(Element placement data)
[Start]

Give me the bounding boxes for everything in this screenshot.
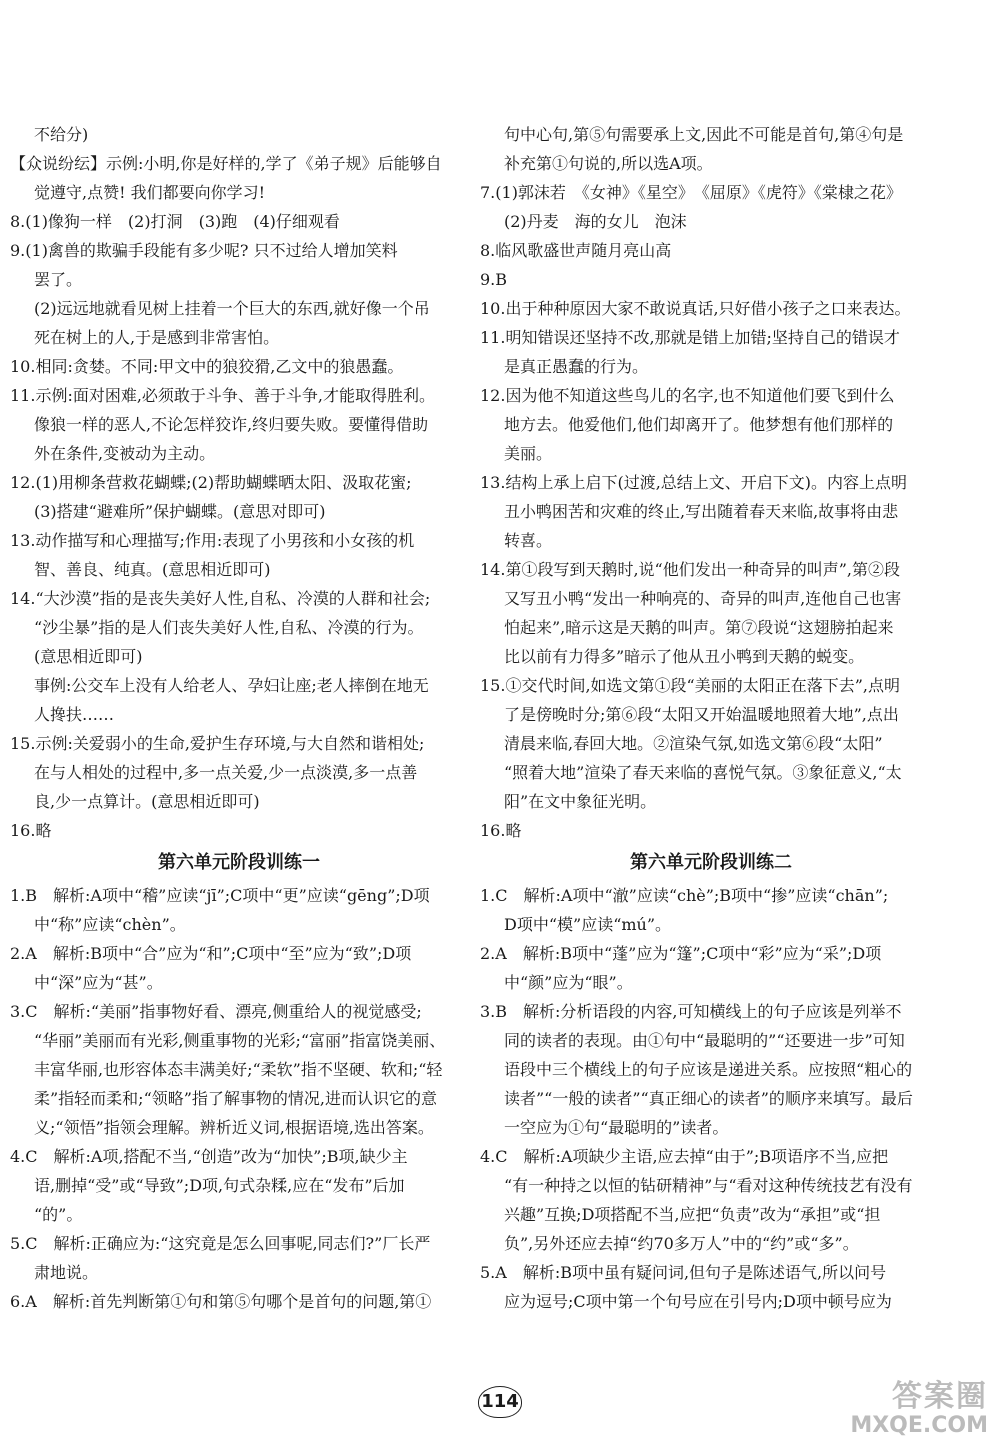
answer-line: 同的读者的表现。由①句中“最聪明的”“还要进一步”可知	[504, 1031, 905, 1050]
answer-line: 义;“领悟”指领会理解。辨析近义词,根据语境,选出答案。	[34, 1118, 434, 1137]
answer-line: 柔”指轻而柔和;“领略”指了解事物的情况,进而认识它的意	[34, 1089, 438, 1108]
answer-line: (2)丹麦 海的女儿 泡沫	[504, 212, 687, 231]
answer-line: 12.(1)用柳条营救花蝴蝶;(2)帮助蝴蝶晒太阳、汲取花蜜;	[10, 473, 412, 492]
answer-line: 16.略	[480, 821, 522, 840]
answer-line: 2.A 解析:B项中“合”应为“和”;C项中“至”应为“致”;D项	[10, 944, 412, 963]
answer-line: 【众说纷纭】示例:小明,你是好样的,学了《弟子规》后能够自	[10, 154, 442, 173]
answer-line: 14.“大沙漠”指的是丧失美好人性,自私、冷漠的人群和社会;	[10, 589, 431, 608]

[End]

§ Work instructions
Update everything from the line containing "1031, 905, 1050]" down to the end of the items by changing "answer-line" to "text-line" and keeping all else unchanged.

§ Result for this exercise
text-line: 同的读者的表现。由①句中“最聪明的”“还要进一步”可知	[504, 1031, 905, 1050]
text-line: 义;“领悟”指领会理解。辨析近义词,根据语境,选出答案。	[34, 1118, 434, 1137]
text-line: 柔”指轻而柔和;“领略”指了解事物的情况,进而认识它的意	[34, 1089, 438, 1108]
text-line: (2)丹麦 海的女儿 泡沫	[504, 212, 687, 231]
text-line: 12.(1)用柳条营救花蝴蝶;(2)帮助蝴蝶晒太阳、汲取花蜜;	[10, 473, 412, 492]
text-line: 16.略	[480, 821, 522, 840]
text-line: 2.A 解析:B项中“合”应为“和”;C项中“至”应为“致”;D项	[10, 944, 412, 963]
text-line: 【众说纷纭】示例:小明,你是好样的,学了《弟子规》后能够自	[10, 154, 442, 173]
text-line: 14.“大沙漠”指的是丧失美好人性,自私、冷漠的人群和社会;	[10, 589, 431, 608]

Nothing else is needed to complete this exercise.